> [TASK PROMPT] Quote every line below exactly as it reads.

> [RECORDED DATA]

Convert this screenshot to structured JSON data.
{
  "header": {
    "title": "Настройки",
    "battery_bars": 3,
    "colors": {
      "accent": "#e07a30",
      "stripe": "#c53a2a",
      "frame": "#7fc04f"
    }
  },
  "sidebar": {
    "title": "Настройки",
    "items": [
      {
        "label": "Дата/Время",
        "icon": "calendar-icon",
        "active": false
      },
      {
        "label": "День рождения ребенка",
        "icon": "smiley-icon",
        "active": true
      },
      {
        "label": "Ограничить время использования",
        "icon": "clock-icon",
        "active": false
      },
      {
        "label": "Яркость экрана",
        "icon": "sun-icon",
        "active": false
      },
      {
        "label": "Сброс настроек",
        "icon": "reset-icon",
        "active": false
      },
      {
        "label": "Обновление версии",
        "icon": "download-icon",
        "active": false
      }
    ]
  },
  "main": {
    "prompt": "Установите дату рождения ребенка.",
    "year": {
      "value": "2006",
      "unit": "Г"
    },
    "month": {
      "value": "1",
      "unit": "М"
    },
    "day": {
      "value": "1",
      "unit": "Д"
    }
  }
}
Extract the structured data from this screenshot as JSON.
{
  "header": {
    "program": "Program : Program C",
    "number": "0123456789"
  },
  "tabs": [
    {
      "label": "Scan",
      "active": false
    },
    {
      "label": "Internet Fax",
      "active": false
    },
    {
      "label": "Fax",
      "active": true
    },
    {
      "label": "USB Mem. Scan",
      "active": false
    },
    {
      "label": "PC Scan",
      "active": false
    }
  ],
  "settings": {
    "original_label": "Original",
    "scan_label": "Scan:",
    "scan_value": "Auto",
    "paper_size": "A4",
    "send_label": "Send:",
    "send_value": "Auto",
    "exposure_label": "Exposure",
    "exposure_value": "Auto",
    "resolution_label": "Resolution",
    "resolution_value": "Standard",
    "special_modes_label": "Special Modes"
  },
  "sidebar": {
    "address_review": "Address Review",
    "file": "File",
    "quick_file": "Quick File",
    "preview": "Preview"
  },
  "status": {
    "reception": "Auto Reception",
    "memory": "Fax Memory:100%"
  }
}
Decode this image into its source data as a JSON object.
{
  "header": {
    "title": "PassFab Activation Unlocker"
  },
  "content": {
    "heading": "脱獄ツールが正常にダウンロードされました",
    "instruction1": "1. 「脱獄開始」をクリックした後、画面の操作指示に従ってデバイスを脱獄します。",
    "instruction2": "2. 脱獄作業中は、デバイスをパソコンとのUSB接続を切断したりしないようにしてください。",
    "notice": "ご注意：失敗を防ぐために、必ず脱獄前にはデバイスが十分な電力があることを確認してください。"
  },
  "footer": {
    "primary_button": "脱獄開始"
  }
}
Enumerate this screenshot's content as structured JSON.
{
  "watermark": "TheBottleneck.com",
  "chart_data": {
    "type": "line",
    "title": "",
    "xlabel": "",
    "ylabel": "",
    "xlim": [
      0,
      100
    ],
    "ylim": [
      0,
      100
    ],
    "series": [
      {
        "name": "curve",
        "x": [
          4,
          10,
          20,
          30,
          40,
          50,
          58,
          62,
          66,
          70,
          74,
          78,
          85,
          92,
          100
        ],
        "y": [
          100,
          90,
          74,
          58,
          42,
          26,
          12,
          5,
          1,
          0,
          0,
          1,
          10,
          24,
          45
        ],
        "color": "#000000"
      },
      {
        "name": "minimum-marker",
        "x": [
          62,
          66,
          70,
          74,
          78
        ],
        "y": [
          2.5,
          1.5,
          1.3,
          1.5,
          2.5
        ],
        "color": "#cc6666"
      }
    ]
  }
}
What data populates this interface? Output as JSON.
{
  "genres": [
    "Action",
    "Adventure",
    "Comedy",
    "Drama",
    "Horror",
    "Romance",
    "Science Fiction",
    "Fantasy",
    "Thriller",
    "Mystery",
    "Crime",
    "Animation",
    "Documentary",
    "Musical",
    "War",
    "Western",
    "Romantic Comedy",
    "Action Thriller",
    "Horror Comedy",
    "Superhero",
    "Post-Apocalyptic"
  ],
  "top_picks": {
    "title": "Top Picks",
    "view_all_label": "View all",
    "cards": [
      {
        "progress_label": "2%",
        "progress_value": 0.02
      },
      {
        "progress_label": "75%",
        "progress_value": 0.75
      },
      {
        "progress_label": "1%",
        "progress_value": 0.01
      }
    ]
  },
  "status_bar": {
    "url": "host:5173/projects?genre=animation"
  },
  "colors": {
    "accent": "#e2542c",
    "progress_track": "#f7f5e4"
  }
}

> [ANSWER IN FULL]
Convert this screenshot to structured JSON data.
{
  "header": {
    "title": "Настройки",
    "battery_bars": 3,
    "colors": {
      "accent": "#e07a30",
      "stripe": "#c53a2a",
      "frame": "#7fc04f"
    }
  },
  "sidebar": {
    "title": "Настройки",
    "items": [
      {
        "label": "Дата/Время",
        "icon": "calendar-icon",
        "active": false
      },
      {
        "label": "День рождения ребенка",
        "icon": "smiley-icon",
        "active": true
      },
      {
        "label": "Ограничить время использования",
        "icon": "clock-icon",
        "active": false
      },
      {
        "label": "Яркость экрана",
        "icon": "sun-icon",
        "active": false
      },
      {
        "label": "Сброс настроек",
        "icon": "reset-icon",
        "active": false
      },
      {
        "label": "Обновление версии",
        "icon": "download-icon",
        "active": false
      }
    ]
  },
  "main": {
    "prompt": "Установите дату рождения ребенка.",
    "year": {
      "value": "2006",
      "unit": "Г"
    },
    "month": {
      "value": "1",
      "unit": "М"
    },
    "day": {
      "value": "1",
      "unit": "Д"
    }
  }
}
Extract the structured data from this screenshot as JSON.
{
  "header": {
    "program": "Program : Program C",
    "number": "0123456789"
  },
  "tabs": [
    {
      "label": "Scan",
      "active": false
    },
    {
      "label": "Internet Fax",
      "active": false
    },
    {
      "label": "Fax",
      "active": true
    },
    {
      "label": "USB Mem. Scan",
      "active": false
    },
    {
      "label": "PC Scan",
      "active": false
    }
  ],
  "settings": {
    "original_label": "Original",
    "scan_label": "Scan:",
    "scan_value": "Auto",
    "paper_size": "A4",
    "send_label": "Send:",
    "send_value": "Auto",
    "exposure_label": "Exposure",
    "exposure_value": "Auto",
    "resolution_label": "Resolution",
    "resolution_value": "Standard",
    "special_modes_label": "Special Modes"
  },
  "sidebar": {
    "address_review": "Address Review",
    "file": "File",
    "quick_file": "Quick File",
    "preview": "Preview"
  },
  "status": {
    "reception": "Auto Reception",
    "memory": "Fax Memory:100%"
  }
}
Decode this image into its source data as a JSON object.
{
  "header": {
    "title": "PassFab Activation Unlocker"
  },
  "content": {
    "heading": "脱獄ツールが正常にダウンロードされました",
    "instruction1": "1. 「脱獄開始」をクリックした後、画面の操作指示に従ってデバイスを脱獄します。",
    "instruction2": "2. 脱獄作業中は、デバイスをパソコンとのUSB接続を切断したりしないようにしてください。",
    "notice": "ご注意：失敗を防ぐために、必ず脱獄前にはデバイスが十分な電力があることを確認してください。"
  },
  "footer": {
    "primary_button": "脱獄開始"
  }
}
Enumerate this screenshot's content as structured JSON.
{
  "watermark": "TheBottleneck.com",
  "chart_data": {
    "type": "line",
    "title": "",
    "xlabel": "",
    "ylabel": "",
    "xlim": [
      0,
      100
    ],
    "ylim": [
      0,
      100
    ],
    "series": [
      {
        "name": "curve",
        "x": [
          4,
          10,
          20,
          30,
          40,
          50,
          58,
          62,
          66,
          70,
          74,
          78,
          85,
          92,
          100
        ],
        "y": [
          100,
          90,
          74,
          58,
          42,
          26,
          12,
          5,
          1,
          0,
          0,
          1,
          10,
          24,
          45
        ],
        "color": "#000000"
      },
      {
        "name": "minimum-marker",
        "x": [
          62,
          66,
          70,
          74,
          78
        ],
        "y": [
          2.5,
          1.5,
          1.3,
          1.5,
          2.5
        ],
        "color": "#cc6666"
      }
    ]
  }
}
What data populates this interface? Output as JSON.
{
  "genres": [
    "Action",
    "Adventure",
    "Comedy",
    "Drama",
    "Horror",
    "Romance",
    "Science Fiction",
    "Fantasy",
    "Thriller",
    "Mystery",
    "Crime",
    "Animation",
    "Documentary",
    "Musical",
    "War",
    "Western",
    "Romantic Comedy",
    "Action Thriller",
    "Horror Comedy",
    "Superhero",
    "Post-Apocalyptic"
  ],
  "top_picks": {
    "title": "Top Picks",
    "view_all_label": "View all",
    "cards": [
      {
        "progress_label": "2%",
        "progress_value": 0.02
      },
      {
        "progress_label": "75%",
        "progress_value": 0.75
      },
      {
        "progress_label": "1%",
        "progress_value": 0.01
      }
    ]
  },
  "status_bar": {
    "url": "host:5173/projects?genre=animation"
  },
  "colors": {
    "accent": "#e2542c",
    "progress_track": "#f7f5e4"
  }
}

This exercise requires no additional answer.